Start of Materials provided

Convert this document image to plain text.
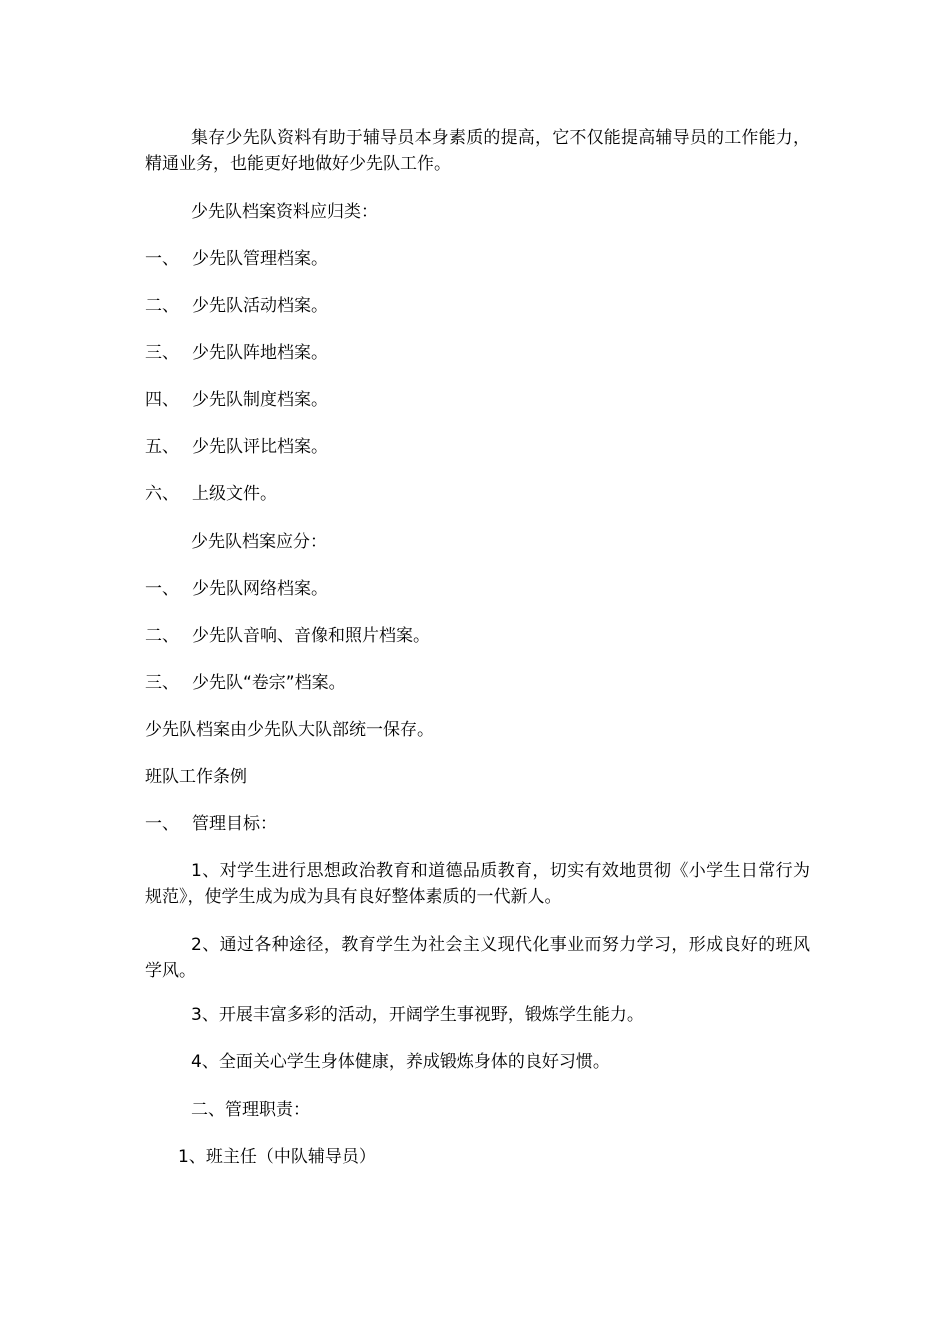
集存少先队资料有助于辅导员本身素质的提高，它不仅能提高辅导员的工作能力，精通业务，也能更好地做好少先队工作。
少先队档案资料应归类：
一、 少先队管理档案。
二、 少先队活动档案。
三、 少先队阵地档案。
四、 少先队制度档案。
五、 少先队评比档案。
六、 上级文件。
少先队档案应分：
一、 少先队网络档案。
二、 少先队音响、音像和照片档案。
三、 少先队“卷宗”档案。
少先队档案由少先队大队部统一保存。
班队工作条例
一、 管理目标：
1、对学生进行思想政治教育和道德品质教育，切实有效地贯彻《小学生日常行为规范》，使学生成为成为具有良好整体素质的一代新人。
2、通过各种途径，教育学生为社会主义现代化事业而努力学习，形成良好的班风学风。
3、开展丰富多彩的活动，开阔学生事视野，锻炼学生能力。
4、全面关心学生身体健康，养成锻炼身体的良好习惯。
二、管理职责：
1、班主任（中队辅导员）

End of Materials provided

| Short problem |
Print the complete listing exactly as it stands, without its pictures.

| Complete response |
Convert this document image to plain text.
集存少先队资料有助于辅导员本身素质的提高，它不仅能提高辅导员的工作能力，精通业务，也能更好地做好少先队工作。
少先队档案资料应归类：
一、 少先队管理档案。
二、 少先队活动档案。
三、 少先队阵地档案。
四、 少先队制度档案。
五、 少先队评比档案。
六、 上级文件。
少先队档案应分：
一、 少先队网络档案。
二、 少先队音响、音像和照片档案。
三、 少先队“卷宗”档案。
少先队档案由少先队大队部统一保存。
班队工作条例
一、 管理目标：
1、对学生进行思想政治教育和道德品质教育，切实有效地贯彻《小学生日常行为规范》，使学生成为成为具有良好整体素质的一代新人。
2、通过各种途径，教育学生为社会主义现代化事业而努力学习，形成良好的班风学风。
3、开展丰富多彩的活动，开阔学生事视野，锻炼学生能力。
4、全面关心学生身体健康，养成锻炼身体的良好习惯。
二、管理职责：
1、班主任（中队辅导员）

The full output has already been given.